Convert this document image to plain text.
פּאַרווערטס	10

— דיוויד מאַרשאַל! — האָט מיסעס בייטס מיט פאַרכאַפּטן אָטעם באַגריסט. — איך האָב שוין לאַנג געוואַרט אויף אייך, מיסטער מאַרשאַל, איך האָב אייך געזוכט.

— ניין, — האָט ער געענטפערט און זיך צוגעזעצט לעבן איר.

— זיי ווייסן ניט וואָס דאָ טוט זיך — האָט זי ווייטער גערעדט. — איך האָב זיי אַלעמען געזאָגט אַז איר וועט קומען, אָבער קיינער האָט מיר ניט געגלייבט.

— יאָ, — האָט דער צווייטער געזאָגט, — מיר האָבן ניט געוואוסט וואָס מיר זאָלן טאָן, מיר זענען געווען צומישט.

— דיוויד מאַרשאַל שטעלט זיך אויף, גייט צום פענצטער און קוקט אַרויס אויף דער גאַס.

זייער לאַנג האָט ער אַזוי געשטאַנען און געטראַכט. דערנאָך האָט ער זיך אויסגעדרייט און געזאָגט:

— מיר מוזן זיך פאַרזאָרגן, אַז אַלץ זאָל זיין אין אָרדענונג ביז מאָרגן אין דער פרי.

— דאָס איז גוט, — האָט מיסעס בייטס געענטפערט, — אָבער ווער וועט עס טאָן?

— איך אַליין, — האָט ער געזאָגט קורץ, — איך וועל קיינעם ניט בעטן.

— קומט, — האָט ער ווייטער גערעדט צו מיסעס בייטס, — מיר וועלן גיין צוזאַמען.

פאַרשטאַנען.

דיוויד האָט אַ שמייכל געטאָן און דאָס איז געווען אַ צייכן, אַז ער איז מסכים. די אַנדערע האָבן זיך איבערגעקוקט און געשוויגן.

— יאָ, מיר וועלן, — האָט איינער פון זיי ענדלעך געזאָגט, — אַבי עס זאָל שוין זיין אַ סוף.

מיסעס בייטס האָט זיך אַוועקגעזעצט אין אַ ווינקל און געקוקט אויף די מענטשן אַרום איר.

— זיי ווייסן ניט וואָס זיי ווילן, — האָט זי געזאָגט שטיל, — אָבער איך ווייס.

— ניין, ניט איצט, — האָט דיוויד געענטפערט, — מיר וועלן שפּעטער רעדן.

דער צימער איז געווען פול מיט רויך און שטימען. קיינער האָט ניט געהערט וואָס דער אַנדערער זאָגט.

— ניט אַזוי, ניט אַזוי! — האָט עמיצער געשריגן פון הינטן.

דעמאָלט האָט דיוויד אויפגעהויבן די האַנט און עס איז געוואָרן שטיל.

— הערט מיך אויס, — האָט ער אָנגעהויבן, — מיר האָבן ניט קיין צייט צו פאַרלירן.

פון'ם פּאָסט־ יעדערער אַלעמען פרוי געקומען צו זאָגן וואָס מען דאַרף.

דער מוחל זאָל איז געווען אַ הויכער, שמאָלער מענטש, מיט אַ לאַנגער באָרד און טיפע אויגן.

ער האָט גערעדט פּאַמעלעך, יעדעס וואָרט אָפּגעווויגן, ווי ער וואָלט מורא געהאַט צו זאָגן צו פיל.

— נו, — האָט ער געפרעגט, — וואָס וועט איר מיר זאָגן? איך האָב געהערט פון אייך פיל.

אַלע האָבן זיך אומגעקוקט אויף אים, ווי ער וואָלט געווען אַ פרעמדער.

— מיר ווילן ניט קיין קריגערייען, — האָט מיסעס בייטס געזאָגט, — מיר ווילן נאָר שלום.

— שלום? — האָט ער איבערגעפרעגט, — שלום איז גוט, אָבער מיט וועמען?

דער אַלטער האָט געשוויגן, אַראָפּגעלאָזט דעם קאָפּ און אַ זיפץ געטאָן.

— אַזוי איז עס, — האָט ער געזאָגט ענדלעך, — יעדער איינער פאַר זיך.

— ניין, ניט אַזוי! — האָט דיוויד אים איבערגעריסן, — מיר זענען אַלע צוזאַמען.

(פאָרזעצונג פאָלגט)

* **AIM OF THE EXERCISE**:
Copy all the records above exactly, missing none.

* **ANSWER IN FULL**:
Convert this document image to plain text.
פּאַרווערטס	10

— דיוויד מאַרשאַל! — האָט מיסעס בייטס מיט פאַרכאַפּטן אָטעם באַגריסט. — איך האָב שוין לאַנג געוואַרט אויף אייך, מיסטער מאַרשאַל, איך האָב אייך געזוכט.

— ניין, — האָט ער געענטפערט און זיך צוגעזעצט לעבן איר.

— זיי ווייסן ניט וואָס דאָ טוט זיך — האָט זי ווייטער גערעדט. — איך האָב זיי אַלעמען געזאָגט אַז איר וועט קומען, אָבער קיינער האָט מיר ניט געגלייבט.

— יאָ, — האָט דער צווייטער געזאָגט, — מיר האָבן ניט געוואוסט וואָס מיר זאָלן טאָן, מיר זענען געווען צומישט.

— דיוויד מאַרשאַל שטעלט זיך אויף, גייט צום פענצטער און קוקט אַרויס אויף דער גאַס.

זייער לאַנג האָט ער אַזוי געשטאַנען און געטראַכט. דערנאָך האָט ער זיך אויסגעדרייט און געזאָגט:

— מיר מוזן זיך פאַרזאָרגן, אַז אַלץ זאָל זיין אין אָרדענונג ביז מאָרגן אין דער פרי.

— דאָס איז גוט, — האָט מיסעס בייטס געענטפערט, — אָבער ווער וועט עס טאָן?

— איך אַליין, — האָט ער געזאָגט קורץ, — איך וועל קיינעם ניט בעטן.

— קומט, — האָט ער ווייטער גערעדט צו מיסעס בייטס, — מיר וועלן גיין צוזאַמען.

פאַרשטאַנען.

דיוויד האָט אַ שמייכל געטאָן און דאָס איז געווען אַ צייכן, אַז ער איז מסכים. די אַנדערע האָבן זיך איבערגעקוקט און געשוויגן.

— יאָ, מיר וועלן, — האָט איינער פון זיי ענדלעך געזאָגט, — אַבי עס זאָל שוין זיין אַ סוף.

מיסעס בייטס האָט זיך אַוועקגעזעצט אין אַ ווינקל און געקוקט אויף די מענטשן אַרום איר.

— זיי ווייסן ניט וואָס זיי ווילן, — האָט זי געזאָגט שטיל, — אָבער איך ווייס.

— ניין, ניט איצט, — האָט דיוויד געענטפערט, — מיר וועלן שפּעטער רעדן.

דער צימער איז געווען פול מיט רויך און שטימען. קיינער האָט ניט געהערט וואָס דער אַנדערער זאָגט.

— ניט אַזוי, ניט אַזוי! — האָט עמיצער געשריגן פון הינטן.

דעמאָלט האָט דיוויד אויפגעהויבן די האַנט און עס איז געוואָרן שטיל.

— הערט מיך אויס, — האָט ער אָנגעהויבן, — מיר האָבן ניט קיין צייט צו פאַרלירן.

פון'ם פּאָסט־ יעדערער אַלעמען פרוי געקומען צו זאָגן וואָס מען דאַרף.

דער מוחל זאָל איז געווען אַ הויכער, שמאָלער מענטש, מיט אַ לאַנגער באָרד און טיפע אויגן.

ער האָט גערעדט פּאַמעלעך, יעדעס וואָרט אָפּגעווויגן, ווי ער וואָלט מורא געהאַט צו זאָגן צו פיל.

— נו, — האָט ער געפרעגט, — וואָס וועט איר מיר זאָגן? איך האָב געהערט פון אייך פיל.

אַלע האָבן זיך אומגעקוקט אויף אים, ווי ער וואָלט געווען אַ פרעמדער.

— מיר ווילן ניט קיין קריגערייען, — האָט מיסעס בייטס געזאָגט, — מיר ווילן נאָר שלום.

— שלום? — האָט ער איבערגעפרעגט, — שלום איז גוט, אָבער מיט וועמען?

דער אַלטער האָט געשוויגן, אַראָפּגעלאָזט דעם קאָפּ און אַ זיפץ געטאָן.

— אַזוי איז עס, — האָט ער געזאָגט ענדלעך, — יעדער איינער פאַר זיך.

— ניין, ניט אַזוי! — האָט דיוויד אים איבערגעריסן, — מיר זענען אַלע צוזאַמען.

(פאָרזעצונג פאָלגט)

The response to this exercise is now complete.